Task description: Write the data out again exactly, dropping any images it holds.

Material shown:
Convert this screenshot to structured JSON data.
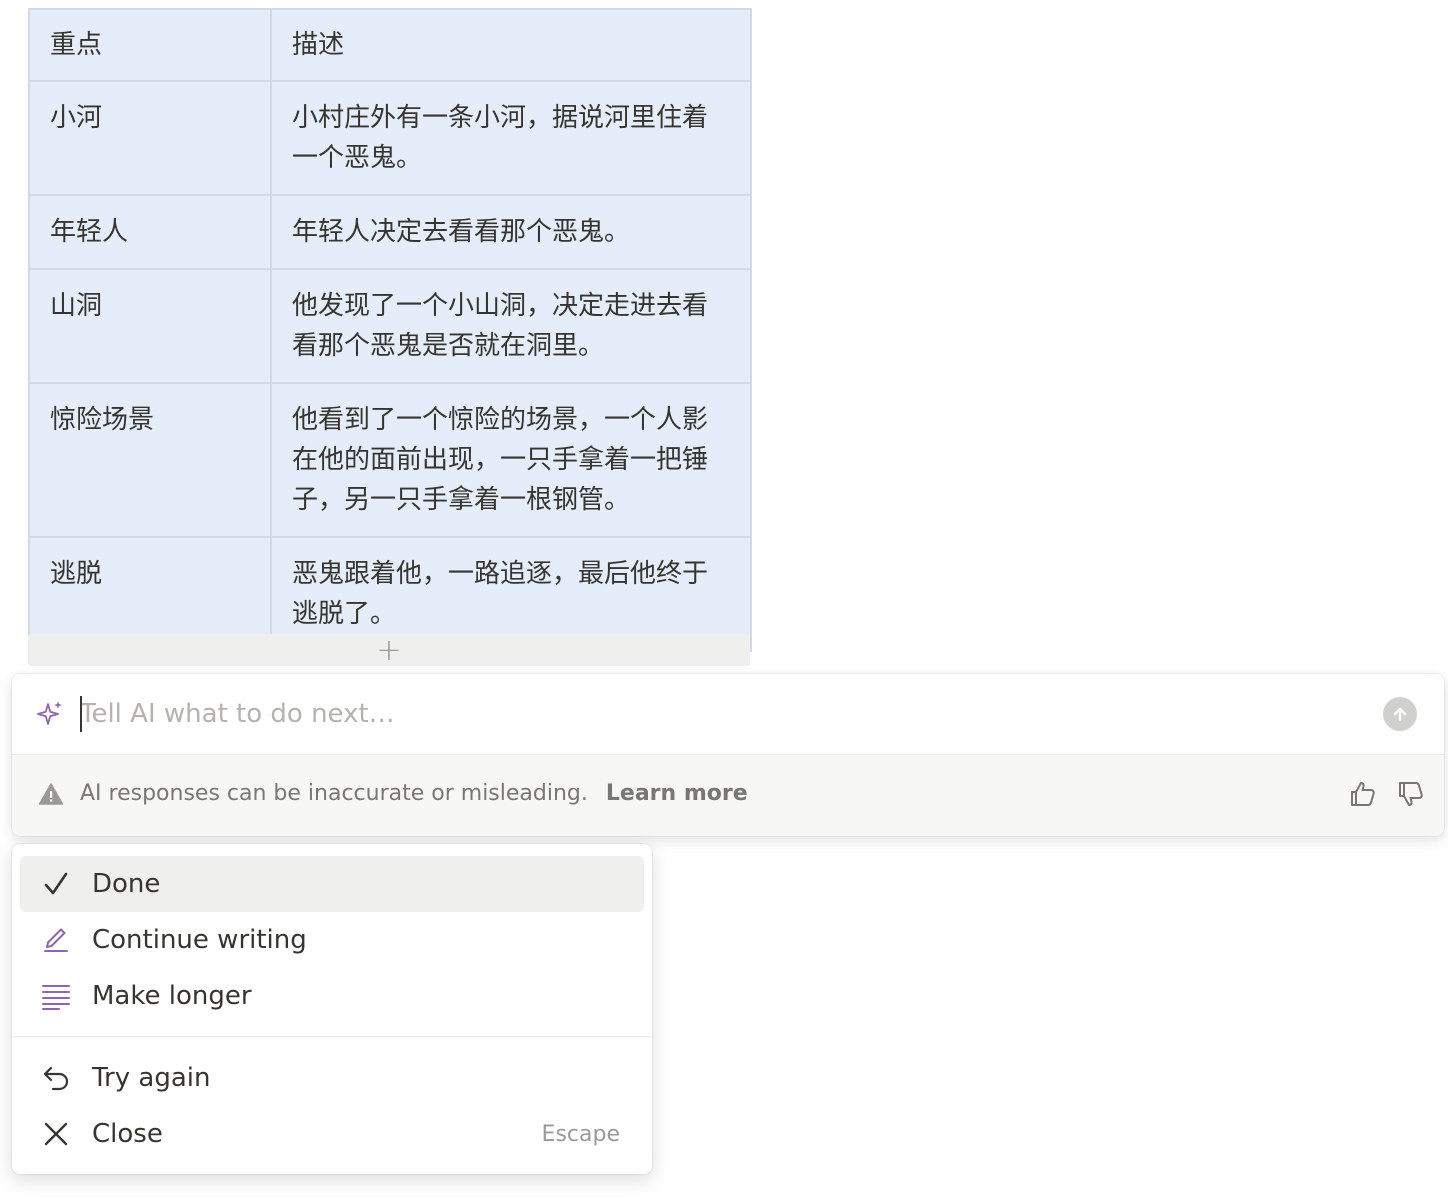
{
  "table": {
    "header": [
      "重点",
      "描述"
    ],
    "rows": [
      [
        "小河",
        "小村庄外有一条小河，据说河里住着一个恶鬼。"
      ],
      [
        "年轻人",
        "年轻人决定去看看那个恶鬼。"
      ],
      [
        "山洞",
        "他发现了一个小山洞，决定走进去看看那个恶鬼是否就在洞里。"
      ],
      [
        "惊险场景",
        "他看到了一个惊险的场景，一个人影在他的面前出现，一只手拿着一把锤子，另一只手拿着一根钢管。"
      ],
      [
        "逃脱",
        "恶鬼跟着他，一路追逐，最后他终于逃脱了。"
      ]
    ],
    "add_row_label": "+"
  },
  "ai_panel": {
    "input_placeholder": "Tell AI what to do next…",
    "input_value": "",
    "icons": {
      "sparkle": "sparkle-icon",
      "send": "arrow-up-icon"
    },
    "disclaimer": "AI responses can be inaccurate or misleading.",
    "learn_more": "Learn more",
    "feedback_icons": [
      "thumbs-up-icon",
      "thumbs-down-icon"
    ]
  },
  "menu": {
    "items": [
      {
        "label": "Done",
        "icon": "check-icon",
        "active": true
      },
      {
        "label": "Continue writing",
        "icon": "pen-icon"
      },
      {
        "label": "Make longer",
        "icon": "lines-icon"
      },
      {
        "label": "Try again",
        "icon": "undo-icon"
      },
      {
        "label": "Close",
        "icon": "close-icon",
        "shortcut": "Escape"
      }
    ]
  },
  "colors": {
    "accent_purple": "#9065b0",
    "table_bg": "#e4edf9",
    "text": "#37352f",
    "muted": "#787774"
  }
}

Written answer:
Convert this screenshot to structured JSON data.
{
  "table": {
    "header": [
      "重点",
      "描述"
    ],
    "rows": [
      [
        "小河",
        "小村庄外有一条小河，据说河里住着一个恶鬼。"
      ],
      [
        "年轻人",
        "年轻人决定去看看那个恶鬼。"
      ],
      [
        "山洞",
        "他发现了一个小山洞，决定走进去看看那个恶鬼是否就在洞里。"
      ],
      [
        "惊险场景",
        "他看到了一个惊险的场景，一个人影在他的面前出现，一只手拿着一把锤子，另一只手拿着一根钢管。"
      ],
      [
        "逃脱",
        "恶鬼跟着他，一路追逐，最后他终于逃脱了。"
      ]
    ],
    "add_row_label": "+"
  },
  "ai_panel": {
    "input_placeholder": "Tell AI what to do next…",
    "input_value": "",
    "icons": {
      "sparkle": "sparkle-icon",
      "send": "arrow-up-icon"
    },
    "disclaimer": "AI responses can be inaccurate or misleading.",
    "learn_more": "Learn more",
    "feedback_icons": [
      "thumbs-up-icon",
      "thumbs-down-icon"
    ]
  },
  "menu": {
    "items": [
      {
        "label": "Done",
        "icon": "check-icon",
        "active": true
      },
      {
        "label": "Continue writing",
        "icon": "pen-icon"
      },
      {
        "label": "Make longer",
        "icon": "lines-icon"
      },
      {
        "label": "Try again",
        "icon": "undo-icon"
      },
      {
        "label": "Close",
        "icon": "close-icon",
        "shortcut": "Escape"
      }
    ]
  },
  "colors": {
    "accent_purple": "#9065b0",
    "table_bg": "#e4edf9",
    "text": "#37352f",
    "muted": "#787774"
  }
}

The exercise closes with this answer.